Using the material that follows, identify and copy each line with the string "JSON".

┄┄┄┄┄┄┄┄┄┄

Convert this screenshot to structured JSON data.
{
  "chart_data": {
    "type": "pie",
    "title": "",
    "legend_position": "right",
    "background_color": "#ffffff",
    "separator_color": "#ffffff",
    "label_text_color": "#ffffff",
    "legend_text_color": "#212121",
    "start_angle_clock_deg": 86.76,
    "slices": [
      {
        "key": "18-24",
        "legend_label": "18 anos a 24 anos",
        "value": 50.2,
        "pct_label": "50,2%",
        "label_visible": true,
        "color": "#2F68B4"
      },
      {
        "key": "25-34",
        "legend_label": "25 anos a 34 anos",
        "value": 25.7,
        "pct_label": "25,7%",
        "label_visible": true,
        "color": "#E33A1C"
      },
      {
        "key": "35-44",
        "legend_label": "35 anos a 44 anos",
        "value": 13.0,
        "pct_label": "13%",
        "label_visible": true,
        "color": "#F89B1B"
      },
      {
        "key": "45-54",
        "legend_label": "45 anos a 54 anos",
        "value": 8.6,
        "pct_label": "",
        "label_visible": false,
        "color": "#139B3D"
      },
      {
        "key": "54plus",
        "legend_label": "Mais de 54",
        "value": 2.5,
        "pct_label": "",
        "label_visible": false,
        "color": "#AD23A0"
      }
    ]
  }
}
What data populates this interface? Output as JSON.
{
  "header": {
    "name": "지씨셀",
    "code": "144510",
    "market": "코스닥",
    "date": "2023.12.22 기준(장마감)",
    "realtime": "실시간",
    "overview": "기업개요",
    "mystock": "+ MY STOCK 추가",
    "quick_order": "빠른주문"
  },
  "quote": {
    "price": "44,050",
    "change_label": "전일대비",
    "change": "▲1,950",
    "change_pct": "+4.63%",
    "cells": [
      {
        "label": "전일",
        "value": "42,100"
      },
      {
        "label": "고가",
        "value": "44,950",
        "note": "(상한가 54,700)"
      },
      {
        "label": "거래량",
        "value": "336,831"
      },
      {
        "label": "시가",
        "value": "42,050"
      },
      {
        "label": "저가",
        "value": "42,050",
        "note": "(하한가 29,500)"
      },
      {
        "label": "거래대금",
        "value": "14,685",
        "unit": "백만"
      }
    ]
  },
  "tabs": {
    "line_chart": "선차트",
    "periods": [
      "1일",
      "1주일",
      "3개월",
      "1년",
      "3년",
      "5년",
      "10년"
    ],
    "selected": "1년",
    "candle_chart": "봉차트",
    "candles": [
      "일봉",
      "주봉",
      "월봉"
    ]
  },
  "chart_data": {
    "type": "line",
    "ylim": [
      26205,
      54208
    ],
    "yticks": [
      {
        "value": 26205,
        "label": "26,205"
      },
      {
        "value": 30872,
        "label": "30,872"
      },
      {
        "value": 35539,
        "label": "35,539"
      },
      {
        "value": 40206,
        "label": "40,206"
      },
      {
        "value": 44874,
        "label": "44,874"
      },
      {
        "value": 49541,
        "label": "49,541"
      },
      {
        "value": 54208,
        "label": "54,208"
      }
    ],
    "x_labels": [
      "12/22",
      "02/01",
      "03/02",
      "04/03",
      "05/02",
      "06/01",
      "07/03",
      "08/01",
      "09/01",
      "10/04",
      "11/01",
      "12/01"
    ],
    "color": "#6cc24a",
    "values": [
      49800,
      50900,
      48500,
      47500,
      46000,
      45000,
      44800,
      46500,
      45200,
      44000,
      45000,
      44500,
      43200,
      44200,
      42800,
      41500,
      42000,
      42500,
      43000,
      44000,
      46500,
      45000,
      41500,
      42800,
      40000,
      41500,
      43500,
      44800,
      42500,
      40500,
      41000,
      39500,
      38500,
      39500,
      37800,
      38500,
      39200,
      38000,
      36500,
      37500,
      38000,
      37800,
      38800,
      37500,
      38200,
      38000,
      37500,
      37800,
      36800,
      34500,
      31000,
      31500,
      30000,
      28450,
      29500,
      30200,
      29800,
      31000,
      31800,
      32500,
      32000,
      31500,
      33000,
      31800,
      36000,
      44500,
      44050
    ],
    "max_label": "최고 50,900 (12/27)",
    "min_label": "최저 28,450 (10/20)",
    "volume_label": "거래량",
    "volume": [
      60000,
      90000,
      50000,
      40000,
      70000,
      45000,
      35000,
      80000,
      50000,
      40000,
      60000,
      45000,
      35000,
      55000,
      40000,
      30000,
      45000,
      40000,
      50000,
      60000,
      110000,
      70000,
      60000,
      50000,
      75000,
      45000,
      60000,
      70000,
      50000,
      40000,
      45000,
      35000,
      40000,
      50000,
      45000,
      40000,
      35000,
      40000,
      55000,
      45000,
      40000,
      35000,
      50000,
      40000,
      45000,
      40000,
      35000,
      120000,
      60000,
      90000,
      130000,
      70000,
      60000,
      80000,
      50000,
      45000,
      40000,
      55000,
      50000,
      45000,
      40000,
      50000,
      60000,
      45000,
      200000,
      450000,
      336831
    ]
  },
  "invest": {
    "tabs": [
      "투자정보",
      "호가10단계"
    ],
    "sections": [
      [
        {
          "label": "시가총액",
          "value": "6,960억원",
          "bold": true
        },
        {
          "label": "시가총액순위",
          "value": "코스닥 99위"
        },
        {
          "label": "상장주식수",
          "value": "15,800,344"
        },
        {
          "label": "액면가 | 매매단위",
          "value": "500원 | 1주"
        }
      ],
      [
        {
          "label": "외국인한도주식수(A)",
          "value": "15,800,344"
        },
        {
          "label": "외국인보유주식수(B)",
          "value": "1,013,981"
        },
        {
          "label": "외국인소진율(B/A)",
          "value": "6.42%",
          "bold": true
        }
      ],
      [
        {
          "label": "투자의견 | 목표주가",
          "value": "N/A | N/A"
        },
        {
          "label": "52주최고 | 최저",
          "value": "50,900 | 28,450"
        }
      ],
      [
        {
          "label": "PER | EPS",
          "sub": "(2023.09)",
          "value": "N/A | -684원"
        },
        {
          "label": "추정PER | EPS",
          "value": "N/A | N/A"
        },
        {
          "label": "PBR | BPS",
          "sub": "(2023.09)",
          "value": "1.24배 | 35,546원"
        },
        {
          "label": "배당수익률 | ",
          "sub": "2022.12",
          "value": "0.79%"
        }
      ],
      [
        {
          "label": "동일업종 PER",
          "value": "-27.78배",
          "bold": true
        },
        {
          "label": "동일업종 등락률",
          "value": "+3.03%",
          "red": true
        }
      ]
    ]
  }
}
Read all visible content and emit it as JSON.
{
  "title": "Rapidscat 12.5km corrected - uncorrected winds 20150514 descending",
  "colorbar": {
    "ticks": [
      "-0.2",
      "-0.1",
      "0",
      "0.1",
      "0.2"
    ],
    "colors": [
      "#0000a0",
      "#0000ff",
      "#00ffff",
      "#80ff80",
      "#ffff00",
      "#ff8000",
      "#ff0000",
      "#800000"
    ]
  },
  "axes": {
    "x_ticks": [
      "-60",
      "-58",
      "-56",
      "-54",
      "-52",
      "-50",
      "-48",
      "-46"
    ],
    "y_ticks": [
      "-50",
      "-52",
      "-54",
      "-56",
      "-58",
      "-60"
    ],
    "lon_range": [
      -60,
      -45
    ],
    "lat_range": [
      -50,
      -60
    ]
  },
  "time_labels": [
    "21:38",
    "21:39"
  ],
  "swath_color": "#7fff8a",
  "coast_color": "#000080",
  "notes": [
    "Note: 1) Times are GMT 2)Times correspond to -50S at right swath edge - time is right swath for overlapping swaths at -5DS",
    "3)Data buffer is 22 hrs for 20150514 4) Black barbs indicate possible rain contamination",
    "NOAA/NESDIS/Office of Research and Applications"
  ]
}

┄┄┄┄┄┄┄┄┄┄

Exercise output -
Convert this screenshot to structured JSON data.
What data populates this interface? Output as JSON.
Read all visible content and emit it as JSON.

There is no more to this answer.